▶ Given instruction: Transcribe the data that follows precisely, omitting nothing.

*** Available data ***

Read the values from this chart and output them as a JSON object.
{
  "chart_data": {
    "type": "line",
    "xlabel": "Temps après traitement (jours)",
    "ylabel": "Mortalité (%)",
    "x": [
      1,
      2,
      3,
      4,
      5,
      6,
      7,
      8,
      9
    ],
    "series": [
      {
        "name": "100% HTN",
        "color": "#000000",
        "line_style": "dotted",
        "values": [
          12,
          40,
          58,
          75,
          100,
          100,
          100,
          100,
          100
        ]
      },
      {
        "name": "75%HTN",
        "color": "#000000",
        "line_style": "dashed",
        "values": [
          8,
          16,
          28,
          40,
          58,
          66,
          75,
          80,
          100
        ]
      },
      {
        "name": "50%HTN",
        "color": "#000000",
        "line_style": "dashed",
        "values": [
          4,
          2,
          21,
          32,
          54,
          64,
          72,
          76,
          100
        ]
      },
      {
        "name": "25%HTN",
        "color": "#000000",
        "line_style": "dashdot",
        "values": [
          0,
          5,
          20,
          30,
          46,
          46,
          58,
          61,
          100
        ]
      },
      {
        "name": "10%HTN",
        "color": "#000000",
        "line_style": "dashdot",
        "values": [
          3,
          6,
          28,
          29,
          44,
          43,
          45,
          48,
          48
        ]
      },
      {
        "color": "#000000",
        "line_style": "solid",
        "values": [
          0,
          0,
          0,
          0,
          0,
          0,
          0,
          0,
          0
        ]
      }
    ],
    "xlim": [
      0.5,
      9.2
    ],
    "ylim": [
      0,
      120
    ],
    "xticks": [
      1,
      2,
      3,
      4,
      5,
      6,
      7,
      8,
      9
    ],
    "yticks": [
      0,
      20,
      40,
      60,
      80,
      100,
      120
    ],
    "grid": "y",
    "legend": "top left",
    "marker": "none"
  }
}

***

▶ Answer to this problem:
Read the values from this chart and output them as a JSON object.
{
  "chart_data": {
    "type": "line",
    "xlabel": "Temps après traitement (jours)",
    "ylabel": "Mortalité (%)",
    "x": [
      1,
      2,
      3,
      4,
      5,
      6,
      7,
      8,
      9
    ],
    "series": [
      {
        "name": "100% HTN",
        "color": "#000000",
        "line_style": "dotted",
        "values": [
          12,
          40,
          58,
          75,
          100,
          100,
          100,
          100,
          100
        ]
      },
      {
        "name": "75%HTN",
        "color": "#000000",
        "line_style": "dashed",
        "values": [
          8,
          16,
          28,
          40,
          58,
          66,
          75,
          80,
          100
        ]
      },
      {
        "name": "50%HTN",
        "color": "#000000",
        "line_style": "dashed",
        "values": [
          4,
          2,
          21,
          32,
          54,
          64,
          72,
          76,
          100
        ]
      },
      {
        "name": "25%HTN",
        "color": "#000000",
        "line_style": "dashdot",
        "values": [
          0,
          5,
          20,
          30,
          46,
          46,
          58,
          61,
          100
        ]
      },
      {
        "name": "10%HTN",
        "color": "#000000",
        "line_style": "dashdot",
        "values": [
          3,
          6,
          28,
          29,
          44,
          43,
          45,
          48,
          48
        ]
      },
      {
        "color": "#000000",
        "line_style": "solid",
        "values": [
          0,
          0,
          0,
          0,
          0,
          0,
          0,
          0,
          0
        ]
      }
    ],
    "xlim": [
      0.5,
      9.2
    ],
    "ylim": [
      0,
      120
    ],
    "xticks": [
      1,
      2,
      3,
      4,
      5,
      6,
      7,
      8,
      9
    ],
    "yticks": [
      0,
      20,
      40,
      60,
      80,
      100,
      120
    ],
    "grid": "y",
    "legend": "top left",
    "marker": "none"
  }
}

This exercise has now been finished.